DATASET EXCERPTS:
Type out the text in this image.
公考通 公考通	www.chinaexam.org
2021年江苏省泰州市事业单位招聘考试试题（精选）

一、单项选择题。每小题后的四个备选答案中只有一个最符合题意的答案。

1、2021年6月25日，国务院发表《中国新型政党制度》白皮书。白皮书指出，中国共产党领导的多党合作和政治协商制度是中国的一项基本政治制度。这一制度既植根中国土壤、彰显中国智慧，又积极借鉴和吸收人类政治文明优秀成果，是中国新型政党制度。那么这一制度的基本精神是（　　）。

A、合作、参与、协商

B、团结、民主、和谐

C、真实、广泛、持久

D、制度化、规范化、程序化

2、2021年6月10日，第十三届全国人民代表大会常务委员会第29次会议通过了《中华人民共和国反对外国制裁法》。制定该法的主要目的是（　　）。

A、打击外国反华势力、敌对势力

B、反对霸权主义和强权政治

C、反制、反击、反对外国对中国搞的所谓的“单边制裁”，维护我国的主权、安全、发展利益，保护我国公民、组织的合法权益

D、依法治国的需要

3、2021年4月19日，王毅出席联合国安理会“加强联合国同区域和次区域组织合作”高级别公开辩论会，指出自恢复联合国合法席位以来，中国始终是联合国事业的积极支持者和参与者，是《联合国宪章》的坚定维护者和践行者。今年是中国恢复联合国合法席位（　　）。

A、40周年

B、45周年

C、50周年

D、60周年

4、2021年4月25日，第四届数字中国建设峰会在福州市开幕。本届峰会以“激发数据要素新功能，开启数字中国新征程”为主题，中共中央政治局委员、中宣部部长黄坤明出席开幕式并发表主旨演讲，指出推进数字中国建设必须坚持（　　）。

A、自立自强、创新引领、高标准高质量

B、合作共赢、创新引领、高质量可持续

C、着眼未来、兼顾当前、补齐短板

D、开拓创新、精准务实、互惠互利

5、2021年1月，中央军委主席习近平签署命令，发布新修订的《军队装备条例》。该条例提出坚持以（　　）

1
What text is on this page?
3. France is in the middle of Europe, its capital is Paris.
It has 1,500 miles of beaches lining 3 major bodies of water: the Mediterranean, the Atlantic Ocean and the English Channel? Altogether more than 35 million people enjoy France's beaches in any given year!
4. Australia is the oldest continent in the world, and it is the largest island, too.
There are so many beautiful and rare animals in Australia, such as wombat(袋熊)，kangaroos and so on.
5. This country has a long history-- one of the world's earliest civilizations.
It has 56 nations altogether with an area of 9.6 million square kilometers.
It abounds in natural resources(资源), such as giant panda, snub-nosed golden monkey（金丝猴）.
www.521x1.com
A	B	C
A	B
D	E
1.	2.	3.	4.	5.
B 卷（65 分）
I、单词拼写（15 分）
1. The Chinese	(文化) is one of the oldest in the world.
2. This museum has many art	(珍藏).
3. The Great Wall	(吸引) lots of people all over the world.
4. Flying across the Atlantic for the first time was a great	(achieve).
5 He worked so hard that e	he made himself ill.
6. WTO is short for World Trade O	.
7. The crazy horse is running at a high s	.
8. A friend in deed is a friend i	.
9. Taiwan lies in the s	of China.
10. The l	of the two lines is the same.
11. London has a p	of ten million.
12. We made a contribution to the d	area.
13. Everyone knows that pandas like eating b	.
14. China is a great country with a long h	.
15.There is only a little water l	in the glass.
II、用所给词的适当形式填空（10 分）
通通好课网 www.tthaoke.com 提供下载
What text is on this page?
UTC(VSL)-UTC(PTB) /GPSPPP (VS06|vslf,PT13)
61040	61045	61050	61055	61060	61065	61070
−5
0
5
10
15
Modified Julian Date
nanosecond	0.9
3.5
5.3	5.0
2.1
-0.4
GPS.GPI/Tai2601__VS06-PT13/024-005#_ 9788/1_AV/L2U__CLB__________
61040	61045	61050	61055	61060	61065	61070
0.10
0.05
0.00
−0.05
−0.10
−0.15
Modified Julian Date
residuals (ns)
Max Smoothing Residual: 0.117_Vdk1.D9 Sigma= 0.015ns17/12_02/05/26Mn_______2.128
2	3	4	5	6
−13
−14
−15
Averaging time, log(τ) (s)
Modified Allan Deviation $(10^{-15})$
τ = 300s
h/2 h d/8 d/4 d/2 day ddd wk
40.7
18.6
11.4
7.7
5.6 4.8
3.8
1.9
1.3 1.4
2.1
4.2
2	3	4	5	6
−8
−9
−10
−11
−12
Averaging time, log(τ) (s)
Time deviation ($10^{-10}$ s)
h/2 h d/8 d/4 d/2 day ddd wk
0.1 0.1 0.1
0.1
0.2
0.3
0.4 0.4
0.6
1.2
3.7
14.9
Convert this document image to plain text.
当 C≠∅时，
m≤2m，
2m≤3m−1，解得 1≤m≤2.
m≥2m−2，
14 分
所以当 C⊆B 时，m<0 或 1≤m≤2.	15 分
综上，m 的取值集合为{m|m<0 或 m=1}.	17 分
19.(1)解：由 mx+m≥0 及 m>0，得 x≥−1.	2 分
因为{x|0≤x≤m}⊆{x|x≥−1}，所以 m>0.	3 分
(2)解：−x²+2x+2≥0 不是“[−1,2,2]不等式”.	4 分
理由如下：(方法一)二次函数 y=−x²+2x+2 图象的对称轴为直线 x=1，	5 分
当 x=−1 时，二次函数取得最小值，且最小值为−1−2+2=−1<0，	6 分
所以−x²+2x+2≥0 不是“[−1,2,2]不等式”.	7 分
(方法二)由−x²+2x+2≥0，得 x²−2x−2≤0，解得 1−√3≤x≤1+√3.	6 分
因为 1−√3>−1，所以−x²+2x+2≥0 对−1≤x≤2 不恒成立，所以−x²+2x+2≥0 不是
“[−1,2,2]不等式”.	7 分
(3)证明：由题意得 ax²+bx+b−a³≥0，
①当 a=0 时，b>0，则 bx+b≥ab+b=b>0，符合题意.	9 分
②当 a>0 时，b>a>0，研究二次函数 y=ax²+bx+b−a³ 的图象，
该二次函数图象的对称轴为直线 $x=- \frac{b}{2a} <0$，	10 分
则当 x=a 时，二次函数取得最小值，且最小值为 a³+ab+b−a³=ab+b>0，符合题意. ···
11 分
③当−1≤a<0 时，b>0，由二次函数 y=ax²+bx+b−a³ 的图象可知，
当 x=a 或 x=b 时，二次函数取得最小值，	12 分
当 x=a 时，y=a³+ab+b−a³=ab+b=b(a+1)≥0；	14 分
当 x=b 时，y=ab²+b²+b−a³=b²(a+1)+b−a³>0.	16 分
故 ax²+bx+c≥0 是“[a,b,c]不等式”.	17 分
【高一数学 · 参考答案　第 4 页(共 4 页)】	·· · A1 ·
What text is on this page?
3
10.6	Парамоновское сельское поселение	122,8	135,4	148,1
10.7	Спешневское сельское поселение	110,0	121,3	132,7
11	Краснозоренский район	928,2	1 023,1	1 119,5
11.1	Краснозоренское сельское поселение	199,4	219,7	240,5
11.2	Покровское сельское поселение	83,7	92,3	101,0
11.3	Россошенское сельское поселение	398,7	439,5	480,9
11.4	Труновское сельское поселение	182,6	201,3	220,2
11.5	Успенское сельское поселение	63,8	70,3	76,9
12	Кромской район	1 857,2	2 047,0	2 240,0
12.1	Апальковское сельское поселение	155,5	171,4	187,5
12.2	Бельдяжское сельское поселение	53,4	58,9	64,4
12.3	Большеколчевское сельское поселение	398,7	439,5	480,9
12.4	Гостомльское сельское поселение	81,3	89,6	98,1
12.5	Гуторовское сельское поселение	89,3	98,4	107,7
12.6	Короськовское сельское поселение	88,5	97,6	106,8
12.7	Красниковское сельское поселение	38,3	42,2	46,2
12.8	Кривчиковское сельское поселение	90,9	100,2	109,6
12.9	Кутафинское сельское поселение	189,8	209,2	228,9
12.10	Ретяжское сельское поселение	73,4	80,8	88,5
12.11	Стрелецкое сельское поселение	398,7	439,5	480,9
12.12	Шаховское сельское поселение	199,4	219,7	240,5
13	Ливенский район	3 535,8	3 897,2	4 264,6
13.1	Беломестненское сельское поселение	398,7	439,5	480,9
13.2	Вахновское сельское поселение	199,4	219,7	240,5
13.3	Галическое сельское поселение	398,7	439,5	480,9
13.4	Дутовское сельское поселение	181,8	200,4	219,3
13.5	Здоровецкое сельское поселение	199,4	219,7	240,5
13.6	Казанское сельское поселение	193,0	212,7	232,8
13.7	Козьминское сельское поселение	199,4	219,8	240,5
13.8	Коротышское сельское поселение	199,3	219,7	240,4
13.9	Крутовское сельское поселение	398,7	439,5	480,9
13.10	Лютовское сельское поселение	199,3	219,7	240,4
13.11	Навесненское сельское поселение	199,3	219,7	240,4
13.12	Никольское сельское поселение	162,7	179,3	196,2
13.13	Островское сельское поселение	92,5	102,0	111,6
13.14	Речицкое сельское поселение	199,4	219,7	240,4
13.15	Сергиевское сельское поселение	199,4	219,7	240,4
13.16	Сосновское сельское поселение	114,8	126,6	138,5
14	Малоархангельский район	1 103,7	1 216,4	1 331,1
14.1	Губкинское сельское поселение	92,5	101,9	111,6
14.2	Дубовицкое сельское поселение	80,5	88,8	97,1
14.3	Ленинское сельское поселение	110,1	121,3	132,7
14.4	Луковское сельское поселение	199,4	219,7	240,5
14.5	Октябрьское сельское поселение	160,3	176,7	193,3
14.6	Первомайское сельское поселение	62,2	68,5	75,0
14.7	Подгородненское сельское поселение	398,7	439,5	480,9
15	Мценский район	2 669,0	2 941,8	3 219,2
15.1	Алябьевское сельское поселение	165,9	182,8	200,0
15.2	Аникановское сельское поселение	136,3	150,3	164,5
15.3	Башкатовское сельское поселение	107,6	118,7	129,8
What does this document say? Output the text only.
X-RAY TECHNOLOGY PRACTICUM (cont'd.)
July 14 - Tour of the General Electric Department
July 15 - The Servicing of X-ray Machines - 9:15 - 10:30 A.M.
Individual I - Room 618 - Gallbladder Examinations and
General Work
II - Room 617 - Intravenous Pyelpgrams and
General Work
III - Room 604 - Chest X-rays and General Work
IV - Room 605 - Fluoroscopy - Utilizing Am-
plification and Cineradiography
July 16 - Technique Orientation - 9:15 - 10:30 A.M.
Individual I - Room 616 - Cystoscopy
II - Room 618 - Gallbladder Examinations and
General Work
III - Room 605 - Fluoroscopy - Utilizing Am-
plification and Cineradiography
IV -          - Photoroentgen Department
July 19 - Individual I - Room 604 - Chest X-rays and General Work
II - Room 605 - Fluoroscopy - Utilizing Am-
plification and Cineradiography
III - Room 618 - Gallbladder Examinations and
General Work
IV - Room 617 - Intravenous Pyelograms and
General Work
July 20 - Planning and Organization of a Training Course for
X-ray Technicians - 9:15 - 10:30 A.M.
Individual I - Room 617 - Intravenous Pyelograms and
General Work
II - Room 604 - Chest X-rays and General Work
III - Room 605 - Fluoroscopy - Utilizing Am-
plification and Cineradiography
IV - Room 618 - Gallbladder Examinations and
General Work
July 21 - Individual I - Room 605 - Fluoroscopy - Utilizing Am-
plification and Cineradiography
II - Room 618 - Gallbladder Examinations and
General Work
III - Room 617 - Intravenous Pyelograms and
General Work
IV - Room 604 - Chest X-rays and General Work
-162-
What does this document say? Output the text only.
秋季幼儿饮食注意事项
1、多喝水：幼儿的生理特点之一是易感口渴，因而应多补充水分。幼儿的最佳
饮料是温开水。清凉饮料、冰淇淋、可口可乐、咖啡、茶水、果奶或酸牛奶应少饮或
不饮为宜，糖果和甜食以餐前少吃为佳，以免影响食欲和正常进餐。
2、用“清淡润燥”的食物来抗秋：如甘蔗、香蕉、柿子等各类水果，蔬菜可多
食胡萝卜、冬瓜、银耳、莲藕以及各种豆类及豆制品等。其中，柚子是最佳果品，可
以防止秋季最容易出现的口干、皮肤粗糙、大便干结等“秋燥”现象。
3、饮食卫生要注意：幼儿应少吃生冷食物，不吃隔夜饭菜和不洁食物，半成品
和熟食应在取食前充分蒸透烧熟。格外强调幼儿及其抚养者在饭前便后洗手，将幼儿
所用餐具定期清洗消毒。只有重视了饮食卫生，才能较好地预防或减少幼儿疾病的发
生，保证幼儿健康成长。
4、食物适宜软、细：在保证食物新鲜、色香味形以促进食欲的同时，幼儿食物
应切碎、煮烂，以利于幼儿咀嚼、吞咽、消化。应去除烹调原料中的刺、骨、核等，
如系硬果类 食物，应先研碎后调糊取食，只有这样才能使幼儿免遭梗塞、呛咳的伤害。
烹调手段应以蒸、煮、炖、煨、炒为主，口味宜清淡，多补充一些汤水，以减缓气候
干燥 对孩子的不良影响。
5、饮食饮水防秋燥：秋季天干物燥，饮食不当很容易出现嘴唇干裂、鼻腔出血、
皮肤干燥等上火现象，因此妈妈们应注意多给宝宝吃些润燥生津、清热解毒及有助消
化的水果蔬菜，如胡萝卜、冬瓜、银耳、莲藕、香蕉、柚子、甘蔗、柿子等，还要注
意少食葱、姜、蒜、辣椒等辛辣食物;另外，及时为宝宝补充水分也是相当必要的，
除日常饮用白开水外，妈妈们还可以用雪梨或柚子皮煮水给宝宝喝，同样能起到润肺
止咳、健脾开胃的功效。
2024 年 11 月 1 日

EXERCISE: Take every line from the data that contains the word "July".

RESPONSE:
July 14 - Tour of the General Electric Department
July 15 - The Servicing of X-ray Machines - 9:15 - 10:30 A.M.
July 16 - Technique Orientation - 9:15 - 10:30 A.M.
July 19 - Individual I - Room 604 - Chest X-rays and General Work
July 20 - Planning and Organization of a Training Course for
July 21 - Individual I - Room 605 - Fluoroscopy - Utilizing Am-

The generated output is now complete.